> _The request_: Could you lay out the records as a numbered list, beginning with the first line and continuing through the line that contains "date-to-select[interactable]: 20.03.2007 <box>398", with any blank lines left out?

> _Data shown_:
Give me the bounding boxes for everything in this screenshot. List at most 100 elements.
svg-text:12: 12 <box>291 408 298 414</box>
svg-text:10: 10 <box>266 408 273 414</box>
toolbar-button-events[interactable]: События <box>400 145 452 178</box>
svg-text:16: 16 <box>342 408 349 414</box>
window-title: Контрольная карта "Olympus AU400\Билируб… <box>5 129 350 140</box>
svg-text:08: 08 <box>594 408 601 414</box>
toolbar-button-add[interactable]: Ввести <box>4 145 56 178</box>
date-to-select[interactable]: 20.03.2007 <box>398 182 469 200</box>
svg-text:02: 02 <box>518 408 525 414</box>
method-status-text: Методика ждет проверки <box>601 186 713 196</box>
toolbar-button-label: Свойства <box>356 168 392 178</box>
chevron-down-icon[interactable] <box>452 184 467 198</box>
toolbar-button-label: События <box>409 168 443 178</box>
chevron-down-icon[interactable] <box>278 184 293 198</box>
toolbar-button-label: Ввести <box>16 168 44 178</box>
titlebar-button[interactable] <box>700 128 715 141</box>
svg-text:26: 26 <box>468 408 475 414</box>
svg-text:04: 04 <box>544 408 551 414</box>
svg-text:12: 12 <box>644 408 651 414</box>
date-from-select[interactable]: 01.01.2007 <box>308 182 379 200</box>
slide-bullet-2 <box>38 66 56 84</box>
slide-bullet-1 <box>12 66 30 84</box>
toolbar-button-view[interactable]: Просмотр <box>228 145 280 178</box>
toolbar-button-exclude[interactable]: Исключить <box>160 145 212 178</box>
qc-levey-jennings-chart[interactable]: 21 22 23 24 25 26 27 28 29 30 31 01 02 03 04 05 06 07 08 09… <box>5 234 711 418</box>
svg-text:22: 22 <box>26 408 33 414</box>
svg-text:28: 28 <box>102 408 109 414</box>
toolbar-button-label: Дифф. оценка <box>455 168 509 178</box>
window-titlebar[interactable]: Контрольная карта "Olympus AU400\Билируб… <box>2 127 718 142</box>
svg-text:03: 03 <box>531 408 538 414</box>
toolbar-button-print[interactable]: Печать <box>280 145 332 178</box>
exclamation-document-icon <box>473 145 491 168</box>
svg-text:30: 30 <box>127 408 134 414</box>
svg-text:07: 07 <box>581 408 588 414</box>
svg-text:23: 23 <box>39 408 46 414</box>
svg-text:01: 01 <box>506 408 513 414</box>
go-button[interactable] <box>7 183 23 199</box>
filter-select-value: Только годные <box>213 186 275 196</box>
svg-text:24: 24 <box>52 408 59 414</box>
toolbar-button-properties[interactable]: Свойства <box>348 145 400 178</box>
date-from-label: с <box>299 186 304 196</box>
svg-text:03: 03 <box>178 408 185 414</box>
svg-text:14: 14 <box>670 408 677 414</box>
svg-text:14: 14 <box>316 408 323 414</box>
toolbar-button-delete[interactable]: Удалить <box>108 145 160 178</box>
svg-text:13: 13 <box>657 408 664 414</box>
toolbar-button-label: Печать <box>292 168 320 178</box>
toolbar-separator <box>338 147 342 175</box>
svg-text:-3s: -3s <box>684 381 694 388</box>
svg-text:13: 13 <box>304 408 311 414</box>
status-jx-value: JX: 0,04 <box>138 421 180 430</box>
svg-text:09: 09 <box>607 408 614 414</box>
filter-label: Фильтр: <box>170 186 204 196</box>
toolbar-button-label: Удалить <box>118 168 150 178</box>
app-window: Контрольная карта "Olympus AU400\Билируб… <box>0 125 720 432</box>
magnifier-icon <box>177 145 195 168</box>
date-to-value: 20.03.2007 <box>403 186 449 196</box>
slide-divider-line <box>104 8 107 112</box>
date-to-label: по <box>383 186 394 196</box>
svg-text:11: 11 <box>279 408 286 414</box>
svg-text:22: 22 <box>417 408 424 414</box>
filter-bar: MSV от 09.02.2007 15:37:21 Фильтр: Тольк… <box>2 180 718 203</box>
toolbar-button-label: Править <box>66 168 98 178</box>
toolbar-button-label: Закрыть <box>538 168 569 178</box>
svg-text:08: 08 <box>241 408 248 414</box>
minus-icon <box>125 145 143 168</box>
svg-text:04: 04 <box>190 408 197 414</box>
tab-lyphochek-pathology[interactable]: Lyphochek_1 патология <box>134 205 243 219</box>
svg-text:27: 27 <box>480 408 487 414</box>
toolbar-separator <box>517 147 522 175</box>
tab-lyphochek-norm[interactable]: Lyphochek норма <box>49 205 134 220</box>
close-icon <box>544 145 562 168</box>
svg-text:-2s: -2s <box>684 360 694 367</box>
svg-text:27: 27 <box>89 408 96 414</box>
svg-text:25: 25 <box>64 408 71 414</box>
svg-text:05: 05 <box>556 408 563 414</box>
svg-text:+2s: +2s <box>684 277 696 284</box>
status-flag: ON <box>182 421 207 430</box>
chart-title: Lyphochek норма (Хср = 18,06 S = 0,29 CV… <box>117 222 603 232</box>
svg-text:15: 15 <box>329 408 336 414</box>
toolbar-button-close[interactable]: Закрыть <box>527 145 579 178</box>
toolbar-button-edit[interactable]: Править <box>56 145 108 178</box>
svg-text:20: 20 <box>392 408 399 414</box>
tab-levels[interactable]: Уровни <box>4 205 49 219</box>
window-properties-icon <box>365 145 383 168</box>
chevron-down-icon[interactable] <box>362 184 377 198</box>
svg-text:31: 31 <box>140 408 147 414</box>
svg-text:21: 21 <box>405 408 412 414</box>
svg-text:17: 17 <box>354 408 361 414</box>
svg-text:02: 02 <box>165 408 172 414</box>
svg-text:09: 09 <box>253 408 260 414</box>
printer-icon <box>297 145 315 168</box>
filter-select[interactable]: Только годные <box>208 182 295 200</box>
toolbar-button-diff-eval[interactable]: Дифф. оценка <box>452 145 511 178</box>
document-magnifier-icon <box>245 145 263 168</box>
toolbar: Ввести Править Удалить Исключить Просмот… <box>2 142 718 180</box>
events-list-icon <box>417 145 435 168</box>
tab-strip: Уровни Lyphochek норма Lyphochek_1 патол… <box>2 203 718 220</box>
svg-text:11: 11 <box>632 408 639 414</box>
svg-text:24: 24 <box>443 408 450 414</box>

> _Final answer_:
1. Give me the bounding boxes for everything in this screenshot. List at most 100 elements.
2. svg-text:12: 12 <box>291 408 298 414</box>
3. svg-text:10: 10 <box>266 408 273 414</box>
4. toolbar-button-events[interactable]: События <box>400 145 452 178</box>
5. svg-text:16: 16 <box>342 408 349 414</box>
6. window-title: Контрольная карта "Olympus AU400\Билируб… <box>5 129 350 140</box>
7. svg-text:08: 08 <box>594 408 601 414</box>
8. toolbar-button-add[interactable]: Ввести <box>4 145 56 178</box>
9. date-to-select[interactable]: 20.03.2007 <box>398 182 469 200</box>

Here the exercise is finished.